(To do)
1 - In the passage on machine learning for particle simulations, how many hidden neurons does each GCN layer in the model have?
2 - Take the passage on machine learning for particle simulations further, starting right after its last sentence.

(Quoted text)
Begin

This leads to two significant challenges: First, the edge index matrix must be recalculated and updated at every timestep to reflect the changing graph structure. Second, the accuracy of the recurrent predictions can be significantly compromised as inaccuracies in particle positions can also lead to errors in the edge index matrix and vice versa. These compounded errors interact and magnify one another, potentially leading the model to increasingly diverge from the actual behavior over time. While GNNs have been applied to model particle trajectories, these applications often necessitate auxiliary routines for updating the neighbor list and, occasionally, additional mechanisms for adjusting positions according to the motion equations (Pfaff et al., 2020). Given the goal of this article to assess GNNs comparably with other models discussed, we restrict the “extra support” for GNNs to merely updating the adjacency matrix at each timestep.

We focus here on one of the simplest GNN architectures, the graph convolutional network (GCN), that aggregates information from neighboring nodes, thereby updating each node’s representation.

The model has five GCN layers, each with 48 hidden neurons, which achieves the best results among the models evaluated. A limitation with GNNs is the potential for excessive layers to induce an unwanted smoothing effect on the nodes, making the addition of more layers not always beneficial. The model’s overall accuracy is noticeably lower compared to the previous section (see Figure 10, Supplementary Video S6), with recursive predictions diverging after a few timesteps (Figure 11).

Figure 10

Figure 10. Loss for the GNN model (A) and comparison between actual and predicted particle positions at the end of the simulation (B).

Figure 11

Figure 11. One-step versus recursive predictions of the GNN model.

While GNNs ensure permutability, their simplest and most direct application proves less accurate in this case. Furthermore, the computation of the adjacency matrix for GNNs operates at an O(N²) complexity, contrasting with the O(N^1.5) complexity for calculating the neighbor lists in MD simulations. This discrepancy leads to a scalability criterion.

Criterion 7: the ML model should ideally scale in complexity comparably to the physical model it simulates

Although with only N = 12 particles, scalability is not an immediate concern here. The less efficient scaling of GNNs could become problematic in larger systems.

Physics-informed machine learning

The goal of PIML is to integrate physical laws and principles directly into the structure and training of machine learning models, ensuring that the models not only learn from data but also adhere to the known laws of physics (Cuomo et al., 2022). A standard PIML approach integrates the system’s differential equations into the loss function to enforce adherence to physical laws by penalizing deviations from both observed data and equation-based predictions (Lagaris et al., 1998).

End

(Dataset extract)
Begin

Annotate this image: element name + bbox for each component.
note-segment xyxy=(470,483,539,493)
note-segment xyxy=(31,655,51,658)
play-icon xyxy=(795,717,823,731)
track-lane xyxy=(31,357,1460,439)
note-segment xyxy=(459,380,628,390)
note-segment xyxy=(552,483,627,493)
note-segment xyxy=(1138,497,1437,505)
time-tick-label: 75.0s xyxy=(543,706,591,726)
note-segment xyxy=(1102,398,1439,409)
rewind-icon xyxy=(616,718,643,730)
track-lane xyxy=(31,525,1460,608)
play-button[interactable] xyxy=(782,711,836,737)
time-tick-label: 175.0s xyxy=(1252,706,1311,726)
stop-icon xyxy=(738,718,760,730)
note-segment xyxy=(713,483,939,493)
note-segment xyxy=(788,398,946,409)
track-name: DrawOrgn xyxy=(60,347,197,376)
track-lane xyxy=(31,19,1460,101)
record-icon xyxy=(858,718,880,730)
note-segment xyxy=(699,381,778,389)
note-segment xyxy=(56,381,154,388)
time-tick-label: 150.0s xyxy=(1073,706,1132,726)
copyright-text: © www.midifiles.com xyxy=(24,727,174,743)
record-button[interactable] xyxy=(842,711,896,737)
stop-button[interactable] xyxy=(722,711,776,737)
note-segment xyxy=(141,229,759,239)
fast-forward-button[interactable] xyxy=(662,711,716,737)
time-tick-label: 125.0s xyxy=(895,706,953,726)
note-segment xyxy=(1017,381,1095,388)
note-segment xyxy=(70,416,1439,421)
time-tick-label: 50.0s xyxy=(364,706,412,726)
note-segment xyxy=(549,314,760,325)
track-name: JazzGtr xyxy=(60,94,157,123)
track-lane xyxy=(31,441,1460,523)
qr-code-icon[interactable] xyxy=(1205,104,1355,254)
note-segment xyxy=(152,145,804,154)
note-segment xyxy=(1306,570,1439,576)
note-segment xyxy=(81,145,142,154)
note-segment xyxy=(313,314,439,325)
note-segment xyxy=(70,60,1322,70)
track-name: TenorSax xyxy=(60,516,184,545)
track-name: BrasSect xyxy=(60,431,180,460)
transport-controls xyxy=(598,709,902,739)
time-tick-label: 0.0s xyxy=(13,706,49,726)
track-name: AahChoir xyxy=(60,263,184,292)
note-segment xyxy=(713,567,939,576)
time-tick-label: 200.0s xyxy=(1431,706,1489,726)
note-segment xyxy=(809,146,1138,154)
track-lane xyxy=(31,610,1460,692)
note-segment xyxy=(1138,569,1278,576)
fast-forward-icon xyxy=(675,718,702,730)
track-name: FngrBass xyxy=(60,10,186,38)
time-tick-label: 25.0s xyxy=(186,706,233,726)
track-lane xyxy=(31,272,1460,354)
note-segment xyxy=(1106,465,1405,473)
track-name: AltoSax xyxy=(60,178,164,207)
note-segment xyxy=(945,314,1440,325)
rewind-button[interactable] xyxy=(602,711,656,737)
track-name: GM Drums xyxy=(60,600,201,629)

End

(Results of the exercise)
1 - 48

2 -
In this study, this would entail incorporating the equations of motion or conservation laws into the loss function. For example, given the simulation’s constant temperature condition, we could adjust the loss function to ensure the particles’ kinetic energy remains constant. However, implementing these solutions necessitates knowledge of time derivatives, such as velocities. Since our prior tests were conducted using only particle positions as input, for consistency, we should maintain the same approach here. In theory, velocities can be inferred from consecutive timesteps. However, when the interval between simulation frames is too large, this method can yield imprecise results. Thus, instead of adjusting the loss function, we chose to embed physics constraints directly into the model’s architecture (Figure 12).

Figure 12

Figure 12. The model’s design embeds information of the system’s physics directly into its architecture.

The model inputs include both the previous and current timesteps. The current timestep is processed by a layer that calculates all pairwise distances among atoms, aligning with the physics of MD simulations where potentials depend on the atoms’ relative distances. This preprocessing layer, which requires no training, also accounts for periodic boundary conditions. Incorporating periodic boundary conditions directly into the PIML model is justified because they are easily observable from the simulation. The previous timestep is the other input, enabling the model to capture the temporal dynamics of the sequence. These inputs are fed into an FNN with five hidden layers, each consisting of 576 neurons. Instead of directly outputting the resulting positions, the network predicts step increments. The next timestep is computed by adding these increments to the current timestep. This solution avoids the abrupt trajectory jumps seen in the previous models and also allows the implementation of periodic boundary conditions in the output.

This method diverges from the conventional PIML, which integrates physics directly into the loss function. The goal here is to construct a model that inherently meets specific constraints (such as periodic boundary conditions) or processes the data to mirror the real system’s behavior (for example, pairwise interactions). This strategy resembles the “minimalistic” method (Alexiadis, 2023; Amato et al., 2024). However, the minimalistic method employs the network only for designated aspects of physics, such as modeling the pair potential from data. Instead of incorporating all computations within the network, it utilizes external solvers for tasks such as calculating the Verlet list or enforcing periodic boundary conditions. These external solvers provide support to the network without being an integral part of it. As a result, the network remains simpler and smaller, focusing only on specific physics components, while external solvers handle the remaining calculations. Therefore, the approach employed here also diverges from the minimalistic method since; rather than delegating physics constraints to external solvers, it integrates them directly into the network as additional non-trainable layers. Consequently, the method cannot be classified as “minimalistic” because the network is neither simplified nor minimized.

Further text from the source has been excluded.